Part of a data file:
-.-.-

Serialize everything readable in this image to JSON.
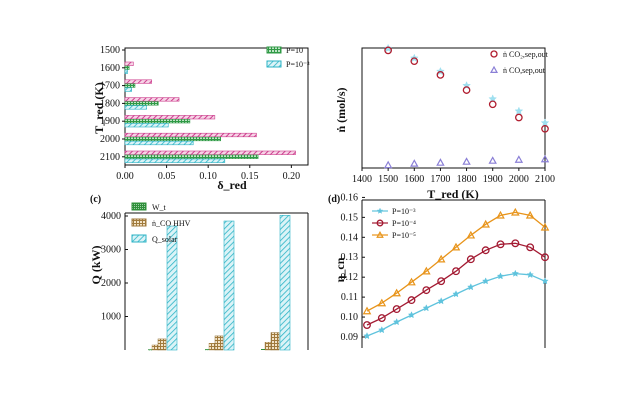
{
  "chart_data": [
    {
      "panel": "",
      "type": "bar",
      "orientation": "horizontal",
      "categories": [
        "1500",
        "1600",
        "1700",
        "1800",
        "1900",
        "2000",
        "2100"
      ],
      "ylabel": "T_red (K)",
      "xlabel": "δ_red",
      "xlim": [
        0,
        0.22
      ],
      "xticks": [
        "0.00",
        "0.05",
        "0.10",
        "0.15",
        "0.20"
      ],
      "colors": {
        "pink": "#cc3f8e",
        "green": "#2f9a45",
        "cyan": "#2bb3c6"
      },
      "series": [
        {
          "name": "P=10",
          "values": [
            0.0,
            0.005,
            0.012,
            0.04,
            0.078,
            0.115,
            0.16
          ]
        },
        {
          "name": "P=10⁻³",
          "values": [
            0.0,
            0.003,
            0.008,
            0.026,
            0.052,
            0.082,
            0.12
          ]
        },
        {
          "values": [
            0.0,
            0.01,
            0.032,
            0.065,
            0.108,
            0.158,
            0.205
          ]
        }
      ],
      "legend_position": "top-right"
    },
    {
      "panel": "",
      "type": "scatter",
      "xlabel": "T_red (K)",
      "ylabel": "ṅ (mol/s)",
      "xlim": [
        1400,
        2100
      ],
      "xticks": [
        "1400",
        "1500",
        "1600",
        "1700",
        "1800",
        "1900",
        "2000",
        "2100"
      ],
      "series": [
        {
          "name": "ṅ CO₂,sep,out",
          "marker": "circle",
          "color": "#b01c2e",
          "x": [
            1500,
            1600,
            1700,
            1800,
            1900,
            2000,
            2100
          ],
          "y": [
            24.0,
            21.8,
            19.0,
            15.9,
            13.0,
            10.3,
            8.0
          ]
        },
        {
          "name": "ṅ CO,sep,out",
          "marker": "triangle",
          "color": "#8a7fd6",
          "x": [
            1500,
            1600,
            1700,
            1800,
            1900,
            2000,
            2100
          ],
          "y": [
            0.6,
            0.9,
            1.1,
            1.3,
            1.5,
            1.7,
            1.8
          ]
        },
        {
          "marker": "star",
          "color": "#9fe0f0",
          "x": [
            1500,
            1600,
            1700,
            1800,
            1900,
            2000,
            2100
          ],
          "y": [
            24.4,
            22.4,
            19.7,
            16.8,
            14.1,
            11.6,
            9.2
          ]
        }
      ],
      "legend_position": "top-right"
    },
    {
      "panel": "(c)",
      "type": "bar",
      "ylabel": "Q (kW)",
      "ylim": [
        0,
        4200
      ],
      "yticks": [
        "1000",
        "2000",
        "3000",
        "4000"
      ],
      "colors": {
        "Wt": "#2f8f3a",
        "nCO": "#a07a3c",
        "Qsolar": "#2bb3c6"
      },
      "series": [
        {
          "name": "W_t",
          "values": [
            20,
            25,
            30
          ]
        },
        {
          "name": "ṅ_CO HHV",
          "values": [
            330,
            420,
            520
          ]
        },
        {
          "name": "Q_solar",
          "values": [
            3700,
            3850,
            4020
          ]
        },
        {
          "values": [
            150,
            200,
            230
          ]
        }
      ],
      "legend_position": "top-left"
    },
    {
      "panel": "(d)",
      "type": "line",
      "ylabel": "η_cn",
      "ylim": [
        0.085,
        0.16
      ],
      "yticks": [
        "0.09",
        "0.10",
        "0.11",
        "0.12",
        "0.13",
        "0.14",
        "0.15",
        "0.16"
      ],
      "x": [
        1500,
        1550,
        1600,
        1650,
        1700,
        1750,
        1800,
        1850,
        1900,
        1950,
        2000,
        2050,
        2100
      ],
      "series": [
        {
          "name": "P=10⁻³",
          "marker": "star",
          "color": "#5fc3dd",
          "y": [
            0.0905,
            0.0935,
            0.0975,
            0.101,
            0.1045,
            0.108,
            0.1115,
            0.115,
            0.118,
            0.1205,
            0.1218,
            0.1212,
            0.118
          ]
        },
        {
          "name": "P=10⁻⁴",
          "marker": "circle",
          "color": "#a31a32",
          "y": [
            0.096,
            0.0995,
            0.104,
            0.1085,
            0.1135,
            0.118,
            0.123,
            0.129,
            0.1335,
            0.1365,
            0.137,
            0.135,
            0.13
          ]
        },
        {
          "name": "P=10⁻⁵",
          "marker": "triangle",
          "color": "#e8941a",
          "y": [
            0.103,
            0.107,
            0.112,
            0.1175,
            0.123,
            0.129,
            0.135,
            0.141,
            0.1465,
            0.151,
            0.1525,
            0.151,
            0.145
          ]
        }
      ],
      "legend_position": "top-left"
    }
  ]
}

-.-.-

PROBLEM DETAILS: All of the records need repeating exactly, except for the pictures.

THE RESPONSE:
Serialize everything readable in this image to JSON.
{
  "chart_data": [
    {
      "panel": "",
      "type": "bar",
      "orientation": "horizontal",
      "categories": [
        "1500",
        "1600",
        "1700",
        "1800",
        "1900",
        "2000",
        "2100"
      ],
      "ylabel": "T_red (K)",
      "xlabel": "δ_red",
      "xlim": [
        0,
        0.22
      ],
      "xticks": [
        "0.00",
        "0.05",
        "0.10",
        "0.15",
        "0.20"
      ],
      "colors": {
        "pink": "#cc3f8e",
        "green": "#2f9a45",
        "cyan": "#2bb3c6"
      },
      "series": [
        {
          "name": "P=10",
          "values": [
            0.0,
            0.005,
            0.012,
            0.04,
            0.078,
            0.115,
            0.16
          ]
        },
        {
          "name": "P=10⁻³",
          "values": [
            0.0,
            0.003,
            0.008,
            0.026,
            0.052,
            0.082,
            0.12
          ]
        },
        {
          "values": [
            0.0,
            0.01,
            0.032,
            0.065,
            0.108,
            0.158,
            0.205
          ]
        }
      ],
      "legend_position": "top-right"
    },
    {
      "panel": "",
      "type": "scatter",
      "xlabel": "T_red (K)",
      "ylabel": "ṅ (mol/s)",
      "xlim": [
        1400,
        2100
      ],
      "xticks": [
        "1400",
        "1500",
        "1600",
        "1700",
        "1800",
        "1900",
        "2000",
        "2100"
      ],
      "series": [
        {
          "name": "ṅ CO₂,sep,out",
          "marker": "circle",
          "color": "#b01c2e",
          "x": [
            1500,
            1600,
            1700,
            1800,
            1900,
            2000,
            2100
          ],
          "y": [
            24.0,
            21.8,
            19.0,
            15.9,
            13.0,
            10.3,
            8.0
          ]
        },
        {
          "name": "ṅ CO,sep,out",
          "marker": "triangle",
          "color": "#8a7fd6",
          "x": [
            1500,
            1600,
            1700,
            1800,
            1900,
            2000,
            2100
          ],
          "y": [
            0.6,
            0.9,
            1.1,
            1.3,
            1.5,
            1.7,
            1.8
          ]
        },
        {
          "marker": "star",
          "color": "#9fe0f0",
          "x": [
            1500,
            1600,
            1700,
            1800,
            1900,
            2000,
            2100
          ],
          "y": [
            24.4,
            22.4,
            19.7,
            16.8,
            14.1,
            11.6,
            9.2
          ]
        }
      ],
      "legend_position": "top-right"
    },
    {
      "panel": "(c)",
      "type": "bar",
      "ylabel": "Q (kW)",
      "ylim": [
        0,
        4200
      ],
      "yticks": [
        "1000",
        "2000",
        "3000",
        "4000"
      ],
      "colors": {
        "Wt": "#2f8f3a",
        "nCO": "#a07a3c",
        "Qsolar": "#2bb3c6"
      },
      "series": [
        {
          "name": "W_t",
          "values": [
            20,
            25,
            30
          ]
        },
        {
          "name": "ṅ_CO HHV",
          "values": [
            330,
            420,
            520
          ]
        },
        {
          "name": "Q_solar",
          "values": [
            3700,
            3850,
            4020
          ]
        },
        {
          "values": [
            150,
            200,
            230
          ]
        }
      ],
      "legend_position": "top-left"
    },
    {
      "panel": "(d)",
      "type": "line",
      "ylabel": "η_cn",
      "ylim": [
        0.085,
        0.16
      ],
      "yticks": [
        "0.09",
        "0.10",
        "0.11",
        "0.12",
        "0.13",
        "0.14",
        "0.15",
        "0.16"
      ],
      "x": [
        1500,
        1550,
        1600,
        1650,
        1700,
        1750,
        1800,
        1850,
        1900,
        1950,
        2000,
        2050,
        2100
      ],
      "series": [
        {
          "name": "P=10⁻³",
          "marker": "star",
          "color": "#5fc3dd",
          "y": [
            0.0905,
            0.0935,
            0.0975,
            0.101,
            0.1045,
            0.108,
            0.1115,
            0.115,
            0.118,
            0.1205,
            0.1218,
            0.1212,
            0.118
          ]
        },
        {
          "name": "P=10⁻⁴",
          "marker": "circle",
          "color": "#a31a32",
          "y": [
            0.096,
            0.0995,
            0.104,
            0.1085,
            0.1135,
            0.118,
            0.123,
            0.129,
            0.1335,
            0.1365,
            0.137,
            0.135,
            0.13
          ]
        },
        {
          "name": "P=10⁻⁵",
          "marker": "triangle",
          "color": "#e8941a",
          "y": [
            0.103,
            0.107,
            0.112,
            0.1175,
            0.123,
            0.129,
            0.135,
            0.141,
            0.1465,
            0.151,
            0.1525,
            0.151,
            0.145
          ]
        }
      ],
      "legend_position": "top-left"
    }
  ]
}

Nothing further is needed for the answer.